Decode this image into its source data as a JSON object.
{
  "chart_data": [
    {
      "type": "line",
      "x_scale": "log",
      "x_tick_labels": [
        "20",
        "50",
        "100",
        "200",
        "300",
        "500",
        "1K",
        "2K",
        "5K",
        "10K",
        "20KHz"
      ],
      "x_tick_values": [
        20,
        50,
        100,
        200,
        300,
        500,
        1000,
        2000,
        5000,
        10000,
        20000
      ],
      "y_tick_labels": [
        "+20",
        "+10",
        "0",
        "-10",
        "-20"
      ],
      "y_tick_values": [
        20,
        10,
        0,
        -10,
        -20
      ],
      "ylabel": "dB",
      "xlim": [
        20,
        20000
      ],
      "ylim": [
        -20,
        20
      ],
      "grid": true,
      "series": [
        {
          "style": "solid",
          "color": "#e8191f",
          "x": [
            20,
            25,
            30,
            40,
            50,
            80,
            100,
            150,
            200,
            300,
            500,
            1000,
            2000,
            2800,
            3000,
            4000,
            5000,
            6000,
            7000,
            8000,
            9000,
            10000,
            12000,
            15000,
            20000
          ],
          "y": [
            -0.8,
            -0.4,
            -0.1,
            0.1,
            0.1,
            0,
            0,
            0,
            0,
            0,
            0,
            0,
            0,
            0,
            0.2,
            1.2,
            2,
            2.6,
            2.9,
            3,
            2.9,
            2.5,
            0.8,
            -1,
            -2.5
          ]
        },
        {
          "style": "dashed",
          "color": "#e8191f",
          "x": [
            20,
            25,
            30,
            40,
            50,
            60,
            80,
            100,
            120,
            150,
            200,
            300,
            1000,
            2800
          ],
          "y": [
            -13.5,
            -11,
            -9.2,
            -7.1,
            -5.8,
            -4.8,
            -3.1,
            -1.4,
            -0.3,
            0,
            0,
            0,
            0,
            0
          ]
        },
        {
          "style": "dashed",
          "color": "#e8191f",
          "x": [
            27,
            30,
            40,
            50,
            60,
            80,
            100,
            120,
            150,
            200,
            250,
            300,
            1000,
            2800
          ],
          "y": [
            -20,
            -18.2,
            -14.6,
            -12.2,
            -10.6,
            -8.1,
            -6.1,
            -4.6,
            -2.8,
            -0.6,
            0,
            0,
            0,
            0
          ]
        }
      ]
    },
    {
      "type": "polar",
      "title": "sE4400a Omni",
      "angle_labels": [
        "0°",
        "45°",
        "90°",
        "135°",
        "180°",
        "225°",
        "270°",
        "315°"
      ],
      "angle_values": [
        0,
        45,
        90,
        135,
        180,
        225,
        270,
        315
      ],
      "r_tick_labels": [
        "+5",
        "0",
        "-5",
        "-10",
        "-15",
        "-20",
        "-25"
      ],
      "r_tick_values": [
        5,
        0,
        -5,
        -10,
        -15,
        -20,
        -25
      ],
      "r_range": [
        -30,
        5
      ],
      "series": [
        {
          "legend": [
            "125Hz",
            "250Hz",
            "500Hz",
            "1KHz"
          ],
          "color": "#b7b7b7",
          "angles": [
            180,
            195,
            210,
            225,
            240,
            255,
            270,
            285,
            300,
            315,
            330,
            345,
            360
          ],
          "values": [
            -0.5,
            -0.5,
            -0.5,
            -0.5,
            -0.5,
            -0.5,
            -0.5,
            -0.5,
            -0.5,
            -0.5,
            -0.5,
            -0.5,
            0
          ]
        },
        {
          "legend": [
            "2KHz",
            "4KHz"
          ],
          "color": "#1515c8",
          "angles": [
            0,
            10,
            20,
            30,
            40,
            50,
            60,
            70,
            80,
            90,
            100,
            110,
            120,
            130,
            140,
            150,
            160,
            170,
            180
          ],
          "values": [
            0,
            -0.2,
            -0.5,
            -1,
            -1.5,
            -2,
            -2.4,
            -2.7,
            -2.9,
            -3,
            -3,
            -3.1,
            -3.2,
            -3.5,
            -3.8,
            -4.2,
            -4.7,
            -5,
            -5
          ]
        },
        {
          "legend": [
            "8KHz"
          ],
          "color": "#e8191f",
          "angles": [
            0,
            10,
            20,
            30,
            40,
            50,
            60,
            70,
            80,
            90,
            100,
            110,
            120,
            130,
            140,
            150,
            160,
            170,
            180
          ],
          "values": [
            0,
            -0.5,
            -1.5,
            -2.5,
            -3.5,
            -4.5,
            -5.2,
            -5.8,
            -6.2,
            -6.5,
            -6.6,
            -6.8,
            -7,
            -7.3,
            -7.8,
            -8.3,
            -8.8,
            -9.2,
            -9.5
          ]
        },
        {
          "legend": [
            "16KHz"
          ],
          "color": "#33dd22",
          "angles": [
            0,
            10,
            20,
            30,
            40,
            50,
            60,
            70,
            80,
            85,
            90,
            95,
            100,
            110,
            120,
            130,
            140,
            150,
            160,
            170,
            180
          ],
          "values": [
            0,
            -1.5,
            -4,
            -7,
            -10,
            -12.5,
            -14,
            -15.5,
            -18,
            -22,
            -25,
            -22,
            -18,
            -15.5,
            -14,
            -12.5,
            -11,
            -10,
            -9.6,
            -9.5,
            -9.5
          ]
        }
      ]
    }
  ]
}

* * * * * * *

PROBLEM DETAILS:
Repeat every record, keeping each word and mark exactly as it is.

THE OUTPUT:
Decode this image into its source data as a JSON object.
{
  "chart_data": [
    {
      "type": "line",
      "x_scale": "log",
      "x_tick_labels": [
        "20",
        "50",
        "100",
        "200",
        "300",
        "500",
        "1K",
        "2K",
        "5K",
        "10K",
        "20KHz"
      ],
      "x_tick_values": [
        20,
        50,
        100,
        200,
        300,
        500,
        1000,
        2000,
        5000,
        10000,
        20000
      ],
      "y_tick_labels": [
        "+20",
        "+10",
        "0",
        "-10",
        "-20"
      ],
      "y_tick_values": [
        20,
        10,
        0,
        -10,
        -20
      ],
      "ylabel": "dB",
      "xlim": [
        20,
        20000
      ],
      "ylim": [
        -20,
        20
      ],
      "grid": true,
      "series": [
        {
          "style": "solid",
          "color": "#e8191f",
          "x": [
            20,
            25,
            30,
            40,
            50,
            80,
            100,
            150,
            200,
            300,
            500,
            1000,
            2000,
            2800,
            3000,
            4000,
            5000,
            6000,
            7000,
            8000,
            9000,
            10000,
            12000,
            15000,
            20000
          ],
          "y": [
            -0.8,
            -0.4,
            -0.1,
            0.1,
            0.1,
            0,
            0,
            0,
            0,
            0,
            0,
            0,
            0,
            0,
            0.2,
            1.2,
            2,
            2.6,
            2.9,
            3,
            2.9,
            2.5,
            0.8,
            -1,
            -2.5
          ]
        },
        {
          "style": "dashed",
          "color": "#e8191f",
          "x": [
            20,
            25,
            30,
            40,
            50,
            60,
            80,
            100,
            120,
            150,
            200,
            300,
            1000,
            2800
          ],
          "y": [
            -13.5,
            -11,
            -9.2,
            -7.1,
            -5.8,
            -4.8,
            -3.1,
            -1.4,
            -0.3,
            0,
            0,
            0,
            0,
            0
          ]
        },
        {
          "style": "dashed",
          "color": "#e8191f",
          "x": [
            27,
            30,
            40,
            50,
            60,
            80,
            100,
            120,
            150,
            200,
            250,
            300,
            1000,
            2800
          ],
          "y": [
            -20,
            -18.2,
            -14.6,
            -12.2,
            -10.6,
            -8.1,
            -6.1,
            -4.6,
            -2.8,
            -0.6,
            0,
            0,
            0,
            0
          ]
        }
      ]
    },
    {
      "type": "polar",
      "title": "sE4400a Omni",
      "angle_labels": [
        "0°",
        "45°",
        "90°",
        "135°",
        "180°",
        "225°",
        "270°",
        "315°"
      ],
      "angle_values": [
        0,
        45,
        90,
        135,
        180,
        225,
        270,
        315
      ],
      "r_tick_labels": [
        "+5",
        "0",
        "-5",
        "-10",
        "-15",
        "-20",
        "-25"
      ],
      "r_tick_values": [
        5,
        0,
        -5,
        -10,
        -15,
        -20,
        -25
      ],
      "r_range": [
        -30,
        5
      ],
      "series": [
        {
          "legend": [
            "125Hz",
            "250Hz",
            "500Hz",
            "1KHz"
          ],
          "color": "#b7b7b7",
          "angles": [
            180,
            195,
            210,
            225,
            240,
            255,
            270,
            285,
            300,
            315,
            330,
            345,
            360
          ],
          "values": [
            -0.5,
            -0.5,
            -0.5,
            -0.5,
            -0.5,
            -0.5,
            -0.5,
            -0.5,
            -0.5,
            -0.5,
            -0.5,
            -0.5,
            0
          ]
        },
        {
          "legend": [
            "2KHz",
            "4KHz"
          ],
          "color": "#1515c8",
          "angles": [
            0,
            10,
            20,
            30,
            40,
            50,
            60,
            70,
            80,
            90,
            100,
            110,
            120,
            130,
            140,
            150,
            160,
            170,
            180
          ],
          "values": [
            0,
            -0.2,
            -0.5,
            -1,
            -1.5,
            -2,
            -2.4,
            -2.7,
            -2.9,
            -3,
            -3,
            -3.1,
            -3.2,
            -3.5,
            -3.8,
            -4.2,
            -4.7,
            -5,
            -5
          ]
        },
        {
          "legend": [
            "8KHz"
          ],
          "color": "#e8191f",
          "angles": [
            0,
            10,
            20,
            30,
            40,
            50,
            60,
            70,
            80,
            90,
            100,
            110,
            120,
            130,
            140,
            150,
            160,
            170,
            180
          ],
          "values": [
            0,
            -0.5,
            -1.5,
            -2.5,
            -3.5,
            -4.5,
            -5.2,
            -5.8,
            -6.2,
            -6.5,
            -6.6,
            -6.8,
            -7,
            -7.3,
            -7.8,
            -8.3,
            -8.8,
            -9.2,
            -9.5
          ]
        },
        {
          "legend": [
            "16KHz"
          ],
          "color": "#33dd22",
          "angles": [
            0,
            10,
            20,
            30,
            40,
            50,
            60,
            70,
            80,
            85,
            90,
            95,
            100,
            110,
            120,
            130,
            140,
            150,
            160,
            170,
            180
          ],
          "values": [
            0,
            -1.5,
            -4,
            -7,
            -10,
            -12.5,
            -14,
            -15.5,
            -18,
            -22,
            -25,
            -22,
            -18,
            -15.5,
            -14,
            -12.5,
            -11,
            -10,
            -9.6,
            -9.5,
            -9.5
          ]
        }
      ]
    }
  ]
}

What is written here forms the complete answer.